◆ Exercise task ◆
Report how many lines in the listing below include the word "this". Write nothing besides the number.

◆ Data entries ◆

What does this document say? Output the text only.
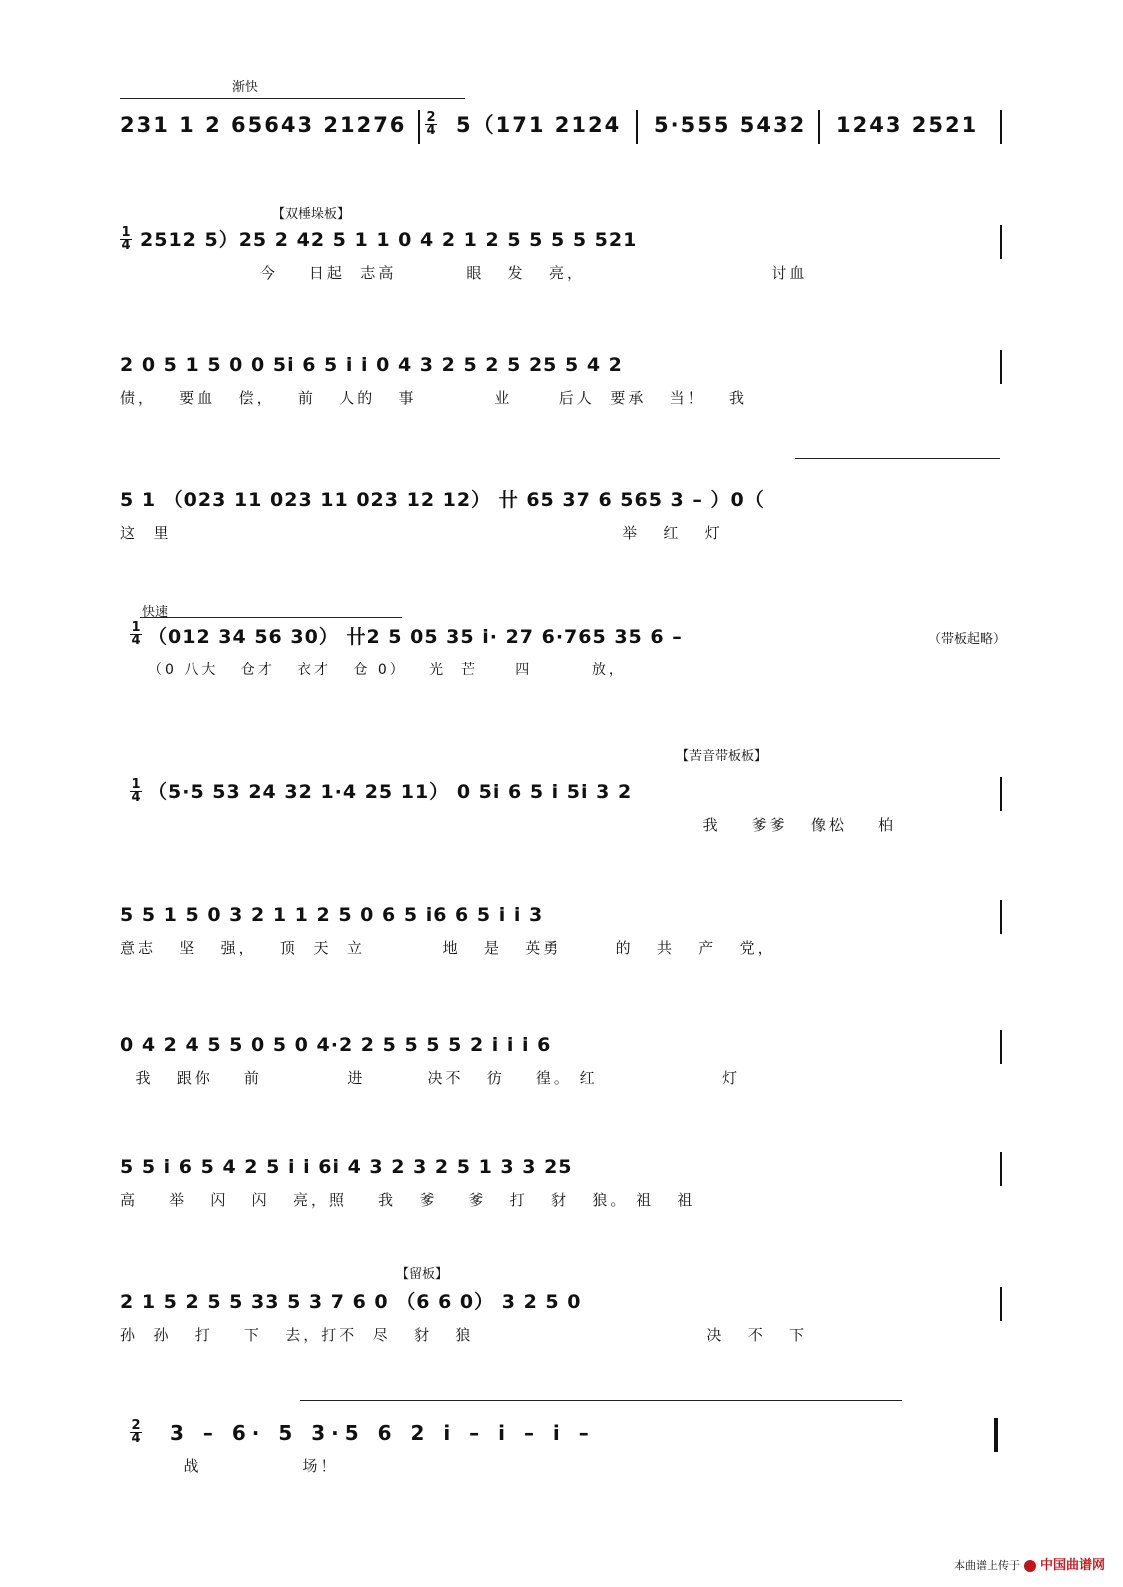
渐快
231 1 2 65643 21276 2
4 5（171 2124 5·555 5432 1243 2521
【双棰垛板】
1
4 2512 5）25 2 42 5 1 1 0 4 2 1 2 5 5 5 5 521
今    日起  志高         眼   发   亮，                        讨血
2 0 5 1 5 0 0 5i 6 5 i i 0 4 3 2 5 2 5 25 5 4 2
债，   要血   偿，   前   人的   事          业      后人  要承   当！   我
5 1 （023 11 023 11 023 12 12） 卄 65 37 6 565 3 – ）0（
这  里                                                          举   红   灯
快速
1
4 （012 34 56 30） 卄2 5 05 35 i· 27 6·765 35 6 –	（带板起略）
（0 八大   仓才   衣才   仓 0）   光  芒     四        放，
【苦音带板板】
1
4 （5·5 53 24 32 1·4 25 11） 0 5i 6 5 i 5i 3 2
我    爹爹   像松    柏
5 5 1 5 0 3 2 1 1 2 5 0 6 5 i6 6 5 i i 3
意志   坚   强，   顶  天  立          地   是   英勇       的   共   产   党，
0 4 2 4 5 5 0 5 0 4·2 2 5 5 5 5 2 i i i 6
我   跟你    前           进        决不   彷    徨。 红                灯
5 5 i 6 5 4 2 5 i i 6i 4 3 2 3 2 5 1 3 3 25
高    举   闪   闪   亮，照    我   爹    爹   打   豺   狼。 祖   祖
【留板】
2 1 5 2 5 5 33 5 3 7 6 0 （6 6 0） 3 2 5 0
孙  孙   打    下   去，打不  尽   豺   狼                              决   不   下
2
4 3 – 6· 5 3·5 6 2 i – i – i –
战             场！
本曲谱上传于 中国曲谱网
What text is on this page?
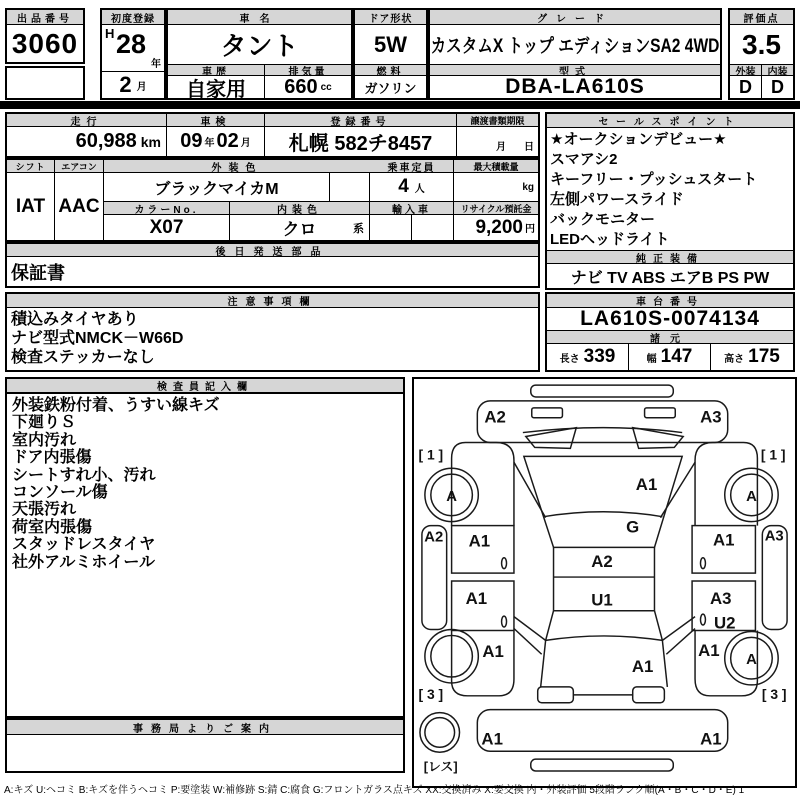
出品番号
3060
初度登録
H 28
年
2 月
車名
タント
車歴
自家用
排気量
660 cc
ドア形状
5W
燃料
ガソリン
グレード
カスタムX トップ エディションSA2 4WD
型式
DBA-LA610S
評価点
3.5
外装	内装
D	D
走行
60,988 km
車検
09 年 02 月
登録番号
札幌 582チ8457
譲渡書類期限
月 日
シフト
IAT
エアコン
AAC
外装色
ブラックマイカM
乗車定員
4 人
最大積載量
kg
カラーNo.
X07
内装色
クロ	系
輸入車	リサイクル預託金
9,200 円
後日発送部品
保証書
セールスポイント
★オークションデビュー★
スマアシ2
キーフリー・プッシュスタート
左側パワースライド
バックモニター
LEDヘッドライト
純正装備
ナビ TV ABS エアB PS PW
注意事項欄
積込みタイヤあり
ナビ型式NMCK－W66D
検査ステッカーなし
車台番号
LA610S-0074134
諸元
長さ 339	幅 147	高さ 175
検査員記入欄
外装鉄粉付着、うすい線キズ
下廻りＳ
室内汚れ
ドア内張傷
シートすれ小、汚れ
コンソール傷
天張汚れ
荷室内張傷
スタッドレスタイヤ
社外アルミホイール
事務局よりご案内
A2	A3
A1
G
A2
U1
[ 1 ]	[ 1 ]
A	A
A2	A3
A1
A1
A1
A3
U2
A1
A1	A1 A
[ 3 ]	[ 3 ]
A1	A1
[レス]
A:キズ U:ヘコミ B:キズを伴うヘコミ P:要塗装 W:補修跡 S:錆 C:腐食 G:フロントガラス点キズ XX:交換済み X:要交換 内・外装評価 5段階ランク順(A・B・C・D・E) 1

◆ Solution below ◆
2